__Task to complete__: Transcribe the records below in full; pictures stay out of the copy.

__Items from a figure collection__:
◆ ◆ ◆ ◆ ◆ ◆ ◆
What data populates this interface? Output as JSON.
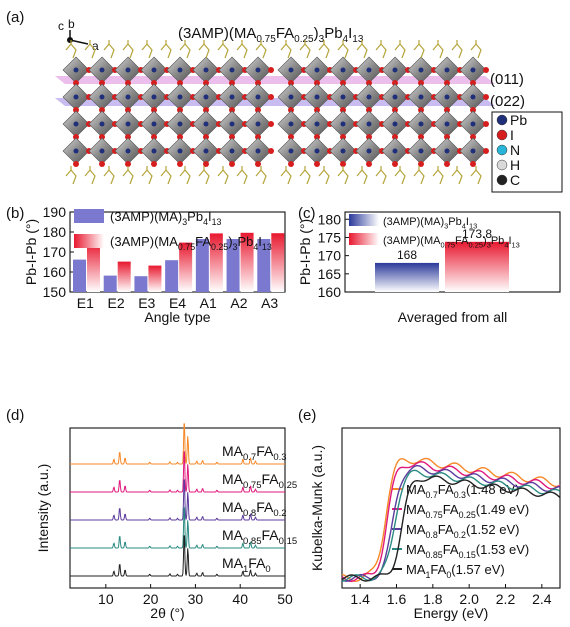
{
  "panels": {
    "a": {
      "label": "(a)",
      "title": "(3AMP)(MA0.75FA0.25)3Pb4I13",
      "title_parts": {
        "pre": "(3AMP)(MA",
        "s1": "0.75",
        "mid": "FA",
        "s2": "0.25",
        "post": ")",
        "s3": "3",
        "post2": "Pb",
        "s4": "4",
        "post3": "I",
        "s5": "13"
      },
      "axes_labels": {
        "c": "c",
        "b": "b",
        "a": "a"
      },
      "plane_labels": [
        "(011)",
        "(022)"
      ],
      "legend": [
        {
          "symbol": "Pb",
          "color": "#1f2f7a"
        },
        {
          "symbol": "I",
          "color": "#d61e1e"
        },
        {
          "symbol": "N",
          "color": "#28b5d8"
        },
        {
          "symbol": "H",
          "color": "#d9d9d9"
        },
        {
          "symbol": "C",
          "color": "#222222"
        }
      ],
      "colors": {
        "octahedron": "#8c8c8c",
        "plane_011": "#e6a8e6",
        "plane_022": "#b7a6ec",
        "organic": "#b5a43a"
      }
    },
    "b": {
      "label": "(b)"
    },
    "c": {
      "label": "(c)"
    },
    "d": {
      "label": "(d)"
    },
    "e": {
      "label": "(e)"
    }
  },
  "chart_data": [
    {
      "panel": "b",
      "type": "bar",
      "categories": [
        "E1",
        "E2",
        "E3",
        "E4",
        "A1",
        "A2",
        "A3"
      ],
      "xlabel": "Angle type",
      "ylabel": "Pb-I-Pb (°)",
      "ylim": [
        150,
        190
      ],
      "yticks": [
        150,
        160,
        170,
        180,
        190
      ],
      "legend_position": "top-left",
      "series": [
        {
          "name": "(3AMP)(MA)3Pb4I13",
          "color": "#7a78cf",
          "values": [
            166.2,
            158.2,
            157.9,
            165.9,
            176.5,
            176.5,
            176.5
          ]
        },
        {
          "name": "(3AMP)(MA0.75FA0.25)3Pb4I13",
          "color": "#e8182f",
          "values": [
            174.8,
            165.2,
            163.2,
            174.7,
            179.3,
            179.6,
            179.4
          ]
        }
      ]
    },
    {
      "panel": "c",
      "type": "bar",
      "categories": [
        "Averaged from all"
      ],
      "xlabel": "Averaged from all",
      "ylabel": "Pb-I-Pb (°)",
      "ylim": [
        160,
        182
      ],
      "yticks": [
        160,
        165,
        170,
        175,
        180
      ],
      "legend_position": "top-left",
      "series": [
        {
          "name": "(3AMP)(MA)3Pb4I13",
          "color": "#2b3a9a",
          "values": [
            168
          ],
          "data_label": "168"
        },
        {
          "name": "(3AMP)(MA0.75FA0.25)3Pb4I13",
          "color": "#e8182f",
          "values": [
            173.8
          ],
          "data_label": "173.8"
        }
      ]
    },
    {
      "panel": "d",
      "type": "line",
      "xlabel": "2θ (°)",
      "ylabel": "Intensity (a.u.)",
      "xlim": [
        2,
        50
      ],
      "xticks": [
        10,
        20,
        30,
        40,
        50
      ],
      "stacked": true,
      "series": [
        {
          "name": "MA0.7FA0.3",
          "base": "MA",
          "sub1": "0.7",
          "fa": "FA",
          "sub2": "0.3",
          "color": "#f5892a",
          "offset": 4
        },
        {
          "name": "MA0.75FA0.25",
          "base": "MA",
          "sub1": "0.75",
          "fa": "FA",
          "sub2": "0.25",
          "color": "#e0197d",
          "offset": 3
        },
        {
          "name": "MA0.8FA0.2",
          "base": "MA",
          "sub1": "0.8",
          "fa": "FA",
          "sub2": "0.2",
          "color": "#5c3b9c",
          "offset": 2
        },
        {
          "name": "MA0.85FA0.15",
          "base": "MA",
          "sub1": "0.85",
          "fa": "FA",
          "sub2": "0.15",
          "color": "#2a8a82",
          "offset": 1
        },
        {
          "name": "MA1FA0",
          "base": "MA",
          "sub1": "1",
          "fa": "FA",
          "sub2": "0",
          "color": "#222222",
          "offset": 0
        }
      ],
      "peaks": [
        {
          "x": 11.8,
          "h": 0.35
        },
        {
          "x": 13.1,
          "h": 0.9
        },
        {
          "x": 14.3,
          "h": 0.45
        },
        {
          "x": 19.8,
          "h": 0.12
        },
        {
          "x": 24.3,
          "h": 0.15
        },
        {
          "x": 26.0,
          "h": 0.12
        },
        {
          "x": 27.5,
          "h": 3.2
        },
        {
          "x": 28.3,
          "h": 2.0
        },
        {
          "x": 30.3,
          "h": 0.2
        },
        {
          "x": 31.6,
          "h": 0.25
        },
        {
          "x": 34.8,
          "h": 0.12
        },
        {
          "x": 40.6,
          "h": 0.35
        },
        {
          "x": 42.3,
          "h": 0.45
        },
        {
          "x": 43.4,
          "h": 0.2
        }
      ]
    },
    {
      "panel": "e",
      "type": "line",
      "xlabel": "Energy (eV)",
      "ylabel": "Kubelka-Munk (a.u.)",
      "xlim": [
        1.3,
        2.5
      ],
      "xticks": [
        1.4,
        1.6,
        1.8,
        2.0,
        2.2,
        2.4
      ],
      "series": [
        {
          "label_base": "MA",
          "sub1": "0.7",
          "fa": "FA",
          "sub2": "0.3",
          "gap": "(1.48 eV)",
          "color": "#f5892a",
          "edge": 1.48
        },
        {
          "label_base": "MA",
          "sub1": "0.75",
          "fa": "FA",
          "sub2": "0.25",
          "gap": "(1.49 eV)",
          "color": "#e0197d",
          "edge": 1.49
        },
        {
          "label_base": "MA",
          "sub1": "0.8",
          "fa": "FA",
          "sub2": "0.2",
          "gap": "(1.52 eV)",
          "color": "#5c3b9c",
          "edge": 1.52
        },
        {
          "label_base": "MA",
          "sub1": "0.85",
          "fa": "FA",
          "sub2": "0.15",
          "gap": "(1.53 eV)",
          "color": "#2a8a82",
          "edge": 1.53
        },
        {
          "label_base": "MA",
          "sub1": "1",
          "fa": "FA",
          "sub2": "0",
          "gap": "(1.57 eV)",
          "color": "#222222",
          "edge": 1.57
        }
      ]
    }
  ]
}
◆ ◆ ◆ ◆ ◆ ◆ ◆
__Exercise response__:
What data populates this interface? Output as JSON.
{
  "panels": {
    "a": {
      "label": "(a)",
      "title": "(3AMP)(MA0.75FA0.25)3Pb4I13",
      "title_parts": {
        "pre": "(3AMP)(MA",
        "s1": "0.75",
        "mid": "FA",
        "s2": "0.25",
        "post": ")",
        "s3": "3",
        "post2": "Pb",
        "s4": "4",
        "post3": "I",
        "s5": "13"
      },
      "axes_labels": {
        "c": "c",
        "b": "b",
        "a": "a"
      },
      "plane_labels": [
        "(011)",
        "(022)"
      ],
      "legend": [
        {
          "symbol": "Pb",
          "color": "#1f2f7a"
        },
        {
          "symbol": "I",
          "color": "#d61e1e"
        },
        {
          "symbol": "N",
          "color": "#28b5d8"
        },
        {
          "symbol": "H",
          "color": "#d9d9d9"
        },
        {
          "symbol": "C",
          "color": "#222222"
        }
      ],
      "colors": {
        "octahedron": "#8c8c8c",
        "plane_011": "#e6a8e6",
        "plane_022": "#b7a6ec",
        "organic": "#b5a43a"
      }
    },
    "b": {
      "label": "(b)"
    },
    "c": {
      "label": "(c)"
    },
    "d": {
      "label": "(d)"
    },
    "e": {
      "label": "(e)"
    }
  },
  "chart_data": [
    {
      "panel": "b",
      "type": "bar",
      "categories": [
        "E1",
        "E2",
        "E3",
        "E4",
        "A1",
        "A2",
        "A3"
      ],
      "xlabel": "Angle type",
      "ylabel": "Pb-I-Pb (°)",
      "ylim": [
        150,
        190
      ],
      "yticks": [
        150,
        160,
        170,
        180,
        190
      ],
      "legend_position": "top-left",
      "series": [
        {
          "name": "(3AMP)(MA)3Pb4I13",
          "color": "#7a78cf",
          "values": [
            166.2,
            158.2,
            157.9,
            165.9,
            176.5,
            176.5,
            176.5
          ]
        },
        {
          "name": "(3AMP)(MA0.75FA0.25)3Pb4I13",
          "color": "#e8182f",
          "values": [
            174.8,
            165.2,
            163.2,
            174.7,
            179.3,
            179.6,
            179.4
          ]
        }
      ]
    },
    {
      "panel": "c",
      "type": "bar",
      "categories": [
        "Averaged from all"
      ],
      "xlabel": "Averaged from all",
      "ylabel": "Pb-I-Pb (°)",
      "ylim": [
        160,
        182
      ],
      "yticks": [
        160,
        165,
        170,
        175,
        180
      ],
      "legend_position": "top-left",
      "series": [
        {
          "name": "(3AMP)(MA)3Pb4I13",
          "color": "#2b3a9a",
          "values": [
            168
          ],
          "data_label": "168"
        },
        {
          "name": "(3AMP)(MA0.75FA0.25)3Pb4I13",
          "color": "#e8182f",
          "values": [
            173.8
          ],
          "data_label": "173.8"
        }
      ]
    },
    {
      "panel": "d",
      "type": "line",
      "xlabel": "2θ (°)",
      "ylabel": "Intensity (a.u.)",
      "xlim": [
        2,
        50
      ],
      "xticks": [
        10,
        20,
        30,
        40,
        50
      ],
      "stacked": true,
      "series": [
        {
          "name": "MA0.7FA0.3",
          "base": "MA",
          "sub1": "0.7",
          "fa": "FA",
          "sub2": "0.3",
          "color": "#f5892a",
          "offset": 4
        },
        {
          "name": "MA0.75FA0.25",
          "base": "MA",
          "sub1": "0.75",
          "fa": "FA",
          "sub2": "0.25",
          "color": "#e0197d",
          "offset": 3
        },
        {
          "name": "MA0.8FA0.2",
          "base": "MA",
          "sub1": "0.8",
          "fa": "FA",
          "sub2": "0.2",
          "color": "#5c3b9c",
          "offset": 2
        },
        {
          "name": "MA0.85FA0.15",
          "base": "MA",
          "sub1": "0.85",
          "fa": "FA",
          "sub2": "0.15",
          "color": "#2a8a82",
          "offset": 1
        },
        {
          "name": "MA1FA0",
          "base": "MA",
          "sub1": "1",
          "fa": "FA",
          "sub2": "0",
          "color": "#222222",
          "offset": 0
        }
      ],
      "peaks": [
        {
          "x": 11.8,
          "h": 0.35
        },
        {
          "x": 13.1,
          "h": 0.9
        },
        {
          "x": 14.3,
          "h": 0.45
        },
        {
          "x": 19.8,
          "h": 0.12
        },
        {
          "x": 24.3,
          "h": 0.15
        },
        {
          "x": 26.0,
          "h": 0.12
        },
        {
          "x": 27.5,
          "h": 3.2
        },
        {
          "x": 28.3,
          "h": 2.0
        },
        {
          "x": 30.3,
          "h": 0.2
        },
        {
          "x": 31.6,
          "h": 0.25
        },
        {
          "x": 34.8,
          "h": 0.12
        },
        {
          "x": 40.6,
          "h": 0.35
        },
        {
          "x": 42.3,
          "h": 0.45
        },
        {
          "x": 43.4,
          "h": 0.2
        }
      ]
    },
    {
      "panel": "e",
      "type": "line",
      "xlabel": "Energy (eV)",
      "ylabel": "Kubelka-Munk (a.u.)",
      "xlim": [
        1.3,
        2.5
      ],
      "xticks": [
        1.4,
        1.6,
        1.8,
        2.0,
        2.2,
        2.4
      ],
      "series": [
        {
          "label_base": "MA",
          "sub1": "0.7",
          "fa": "FA",
          "sub2": "0.3",
          "gap": "(1.48 eV)",
          "color": "#f5892a",
          "edge": 1.48
        },
        {
          "label_base": "MA",
          "sub1": "0.75",
          "fa": "FA",
          "sub2": "0.25",
          "gap": "(1.49 eV)",
          "color": "#e0197d",
          "edge": 1.49
        },
        {
          "label_base": "MA",
          "sub1": "0.8",
          "fa": "FA",
          "sub2": "0.2",
          "gap": "(1.52 eV)",
          "color": "#5c3b9c",
          "edge": 1.52
        },
        {
          "label_base": "MA",
          "sub1": "0.85",
          "fa": "FA",
          "sub2": "0.15",
          "gap": "(1.53 eV)",
          "color": "#2a8a82",
          "edge": 1.53
        },
        {
          "label_base": "MA",
          "sub1": "1",
          "fa": "FA",
          "sub2": "0",
          "gap": "(1.57 eV)",
          "color": "#222222",
          "edge": 1.57
        }
      ]
    }
  ]
}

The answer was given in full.